→ What you should do
Reproduce the data below verbatim, line by line, but leave out the pictures.

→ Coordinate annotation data
* START *

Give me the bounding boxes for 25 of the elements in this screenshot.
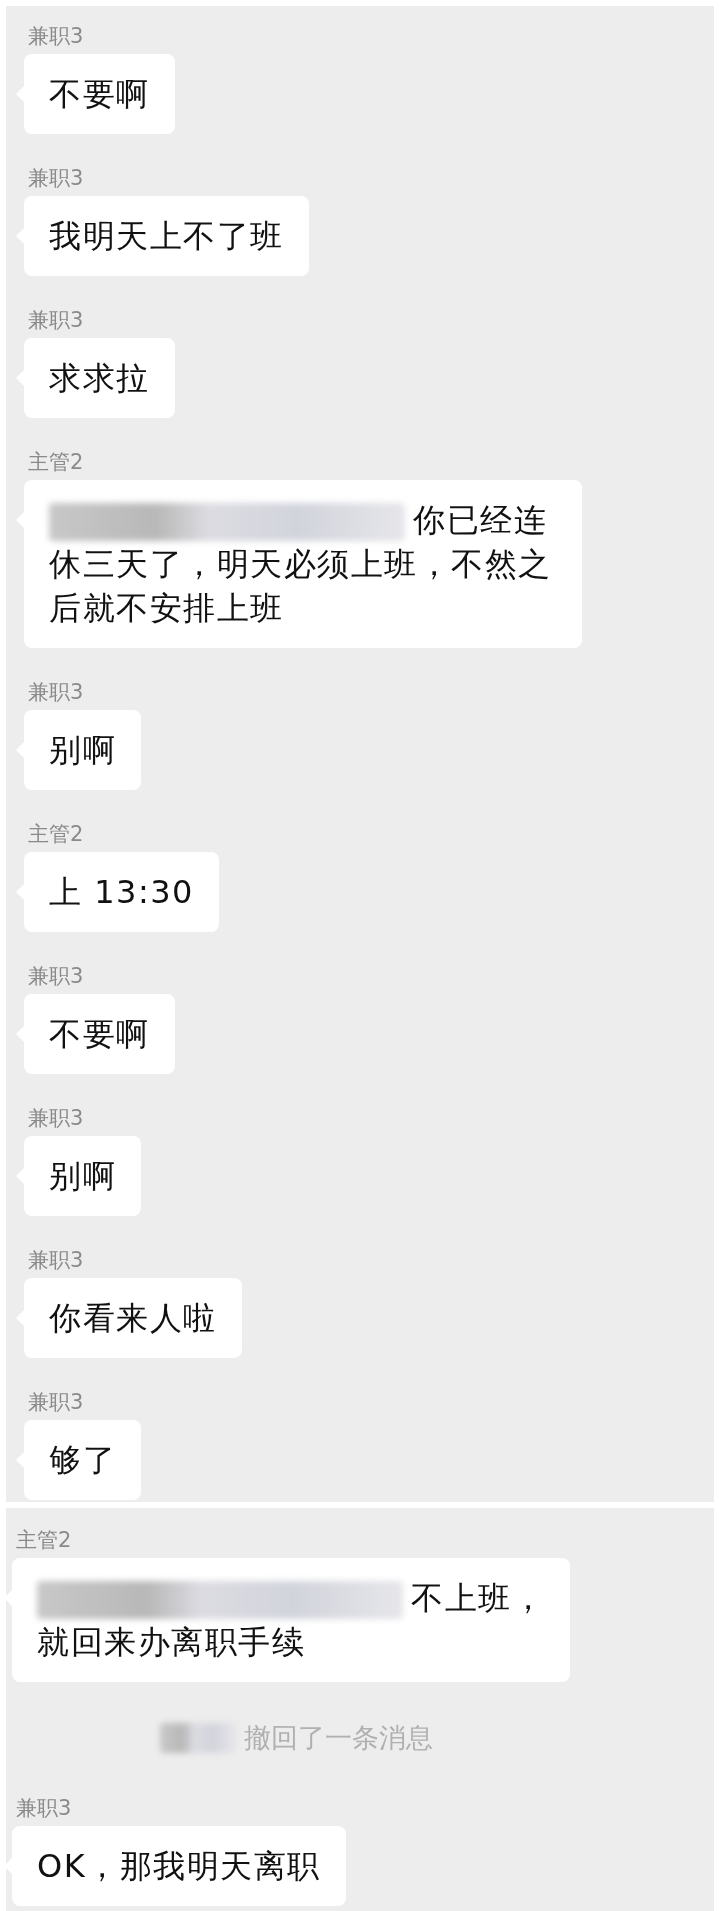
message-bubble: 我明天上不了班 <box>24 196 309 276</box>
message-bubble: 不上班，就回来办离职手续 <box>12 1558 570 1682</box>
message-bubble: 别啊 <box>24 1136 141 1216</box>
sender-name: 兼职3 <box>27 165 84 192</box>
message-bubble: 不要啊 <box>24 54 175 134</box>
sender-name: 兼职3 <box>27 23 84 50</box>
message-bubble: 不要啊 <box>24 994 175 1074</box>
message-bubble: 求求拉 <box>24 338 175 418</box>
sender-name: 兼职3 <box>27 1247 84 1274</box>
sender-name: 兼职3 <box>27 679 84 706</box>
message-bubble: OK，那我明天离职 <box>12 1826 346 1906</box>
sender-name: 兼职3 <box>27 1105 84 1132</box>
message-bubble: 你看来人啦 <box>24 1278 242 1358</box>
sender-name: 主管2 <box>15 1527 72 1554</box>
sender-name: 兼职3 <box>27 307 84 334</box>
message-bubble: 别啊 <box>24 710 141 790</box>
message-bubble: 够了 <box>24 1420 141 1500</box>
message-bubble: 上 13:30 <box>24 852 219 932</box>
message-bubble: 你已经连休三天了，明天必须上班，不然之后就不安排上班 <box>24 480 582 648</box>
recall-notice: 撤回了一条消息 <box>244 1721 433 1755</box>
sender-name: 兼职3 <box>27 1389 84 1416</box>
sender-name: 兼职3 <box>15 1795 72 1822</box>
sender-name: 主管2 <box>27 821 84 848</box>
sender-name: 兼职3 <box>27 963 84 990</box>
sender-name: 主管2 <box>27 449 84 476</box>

* END *

→ Written reply
Give me the bounding boxes for 25 of the elements in this screenshot.
message-bubble: 我明天上不了班 <box>24 196 309 276</box>
message-bubble: 不上班，就回来办离职手续 <box>12 1558 570 1682</box>
message-bubble: 别啊 <box>24 1136 141 1216</box>
sender-name: 兼职3 <box>27 165 84 192</box>
message-bubble: 不要啊 <box>24 54 175 134</box>
sender-name: 兼职3 <box>27 23 84 50</box>
message-bubble: 不要啊 <box>24 994 175 1074</box>
message-bubble: 求求拉 <box>24 338 175 418</box>
sender-name: 兼职3 <box>27 1247 84 1274</box>
sender-name: 兼职3 <box>27 679 84 706</box>
message-bubble: OK，那我明天离职 <box>12 1826 346 1906</box>
sender-name: 兼职3 <box>27 1105 84 1132</box>
message-bubble: 你看来人啦 <box>24 1278 242 1358</box>
sender-name: 主管2 <box>15 1527 72 1554</box>
sender-name: 兼职3 <box>27 307 84 334</box>
message-bubble: 别啊 <box>24 710 141 790</box>
message-bubble: 够了 <box>24 1420 141 1500</box>
message-bubble: 上 13:30 <box>24 852 219 932</box>
message-bubble: 你已经连休三天了，明天必须上班，不然之后就不安排上班 <box>24 480 582 648</box>
recall-notice: 撤回了一条消息 <box>244 1721 433 1755</box>
sender-name: 兼职3 <box>27 1389 84 1416</box>
sender-name: 兼职3 <box>15 1795 72 1822</box>
sender-name: 主管2 <box>27 821 84 848</box>
sender-name: 兼职3 <box>27 963 84 990</box>
sender-name: 主管2 <box>27 449 84 476</box>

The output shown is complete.